- Figure record listings -
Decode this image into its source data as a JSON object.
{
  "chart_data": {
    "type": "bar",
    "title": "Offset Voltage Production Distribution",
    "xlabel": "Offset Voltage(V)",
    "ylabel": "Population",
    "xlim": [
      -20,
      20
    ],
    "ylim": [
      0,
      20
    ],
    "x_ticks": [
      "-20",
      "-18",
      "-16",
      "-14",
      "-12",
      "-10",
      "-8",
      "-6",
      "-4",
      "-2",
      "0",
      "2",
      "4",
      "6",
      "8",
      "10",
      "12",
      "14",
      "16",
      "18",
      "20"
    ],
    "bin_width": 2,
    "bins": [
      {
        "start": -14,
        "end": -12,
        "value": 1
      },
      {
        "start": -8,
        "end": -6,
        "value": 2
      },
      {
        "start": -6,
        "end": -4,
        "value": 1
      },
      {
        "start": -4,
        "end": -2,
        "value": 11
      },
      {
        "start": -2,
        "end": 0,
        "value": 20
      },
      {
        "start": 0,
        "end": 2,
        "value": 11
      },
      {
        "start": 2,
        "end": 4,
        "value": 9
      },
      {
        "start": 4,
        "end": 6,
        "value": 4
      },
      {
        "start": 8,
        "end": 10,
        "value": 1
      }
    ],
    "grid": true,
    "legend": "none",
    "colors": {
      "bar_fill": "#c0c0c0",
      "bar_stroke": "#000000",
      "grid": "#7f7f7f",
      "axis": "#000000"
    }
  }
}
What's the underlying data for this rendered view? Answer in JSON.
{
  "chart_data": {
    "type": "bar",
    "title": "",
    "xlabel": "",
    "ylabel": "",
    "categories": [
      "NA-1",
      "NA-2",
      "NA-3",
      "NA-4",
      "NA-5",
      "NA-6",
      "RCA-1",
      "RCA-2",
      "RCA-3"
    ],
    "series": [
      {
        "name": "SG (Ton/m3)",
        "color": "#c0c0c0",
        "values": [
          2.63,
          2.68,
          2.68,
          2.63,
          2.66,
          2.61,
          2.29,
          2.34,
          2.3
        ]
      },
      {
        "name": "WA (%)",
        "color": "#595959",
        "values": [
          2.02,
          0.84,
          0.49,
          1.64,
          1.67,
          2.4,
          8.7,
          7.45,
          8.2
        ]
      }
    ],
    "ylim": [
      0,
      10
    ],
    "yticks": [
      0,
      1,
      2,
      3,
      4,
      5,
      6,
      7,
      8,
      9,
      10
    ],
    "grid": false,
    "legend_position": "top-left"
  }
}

- Problem requirements -
From the listing above, extract all records word for word.

- Task answer -
Decode this image into its source data as a JSON object.
{
  "chart_data": {
    "type": "bar",
    "title": "Offset Voltage Production Distribution",
    "xlabel": "Offset Voltage(V)",
    "ylabel": "Population",
    "xlim": [
      -20,
      20
    ],
    "ylim": [
      0,
      20
    ],
    "x_ticks": [
      "-20",
      "-18",
      "-16",
      "-14",
      "-12",
      "-10",
      "-8",
      "-6",
      "-4",
      "-2",
      "0",
      "2",
      "4",
      "6",
      "8",
      "10",
      "12",
      "14",
      "16",
      "18",
      "20"
    ],
    "bin_width": 2,
    "bins": [
      {
        "start": -14,
        "end": -12,
        "value": 1
      },
      {
        "start": -8,
        "end": -6,
        "value": 2
      },
      {
        "start": -6,
        "end": -4,
        "value": 1
      },
      {
        "start": -4,
        "end": -2,
        "value": 11
      },
      {
        "start": -2,
        "end": 0,
        "value": 20
      },
      {
        "start": 0,
        "end": 2,
        "value": 11
      },
      {
        "start": 2,
        "end": 4,
        "value": 9
      },
      {
        "start": 4,
        "end": 6,
        "value": 4
      },
      {
        "start": 8,
        "end": 10,
        "value": 1
      }
    ],
    "grid": true,
    "legend": "none",
    "colors": {
      "bar_fill": "#c0c0c0",
      "bar_stroke": "#000000",
      "grid": "#7f7f7f",
      "axis": "#000000"
    }
  }
}
What's the underlying data for this rendered view? Answer in JSON.
{
  "chart_data": {
    "type": "bar",
    "title": "",
    "xlabel": "",
    "ylabel": "",
    "categories": [
      "NA-1",
      "NA-2",
      "NA-3",
      "NA-4",
      "NA-5",
      "NA-6",
      "RCA-1",
      "RCA-2",
      "RCA-3"
    ],
    "series": [
      {
        "name": "SG (Ton/m3)",
        "color": "#c0c0c0",
        "values": [
          2.63,
          2.68,
          2.68,
          2.63,
          2.66,
          2.61,
          2.29,
          2.34,
          2.3
        ]
      },
      {
        "name": "WA (%)",
        "color": "#595959",
        "values": [
          2.02,
          0.84,
          0.49,
          1.64,
          1.67,
          2.4,
          8.7,
          7.45,
          8.2
        ]
      }
    ],
    "ylim": [
      0,
      10
    ],
    "yticks": [
      0,
      1,
      2,
      3,
      4,
      5,
      6,
      7,
      8,
      9,
      10
    ],
    "grid": false,
    "legend_position": "top-left"
  }
}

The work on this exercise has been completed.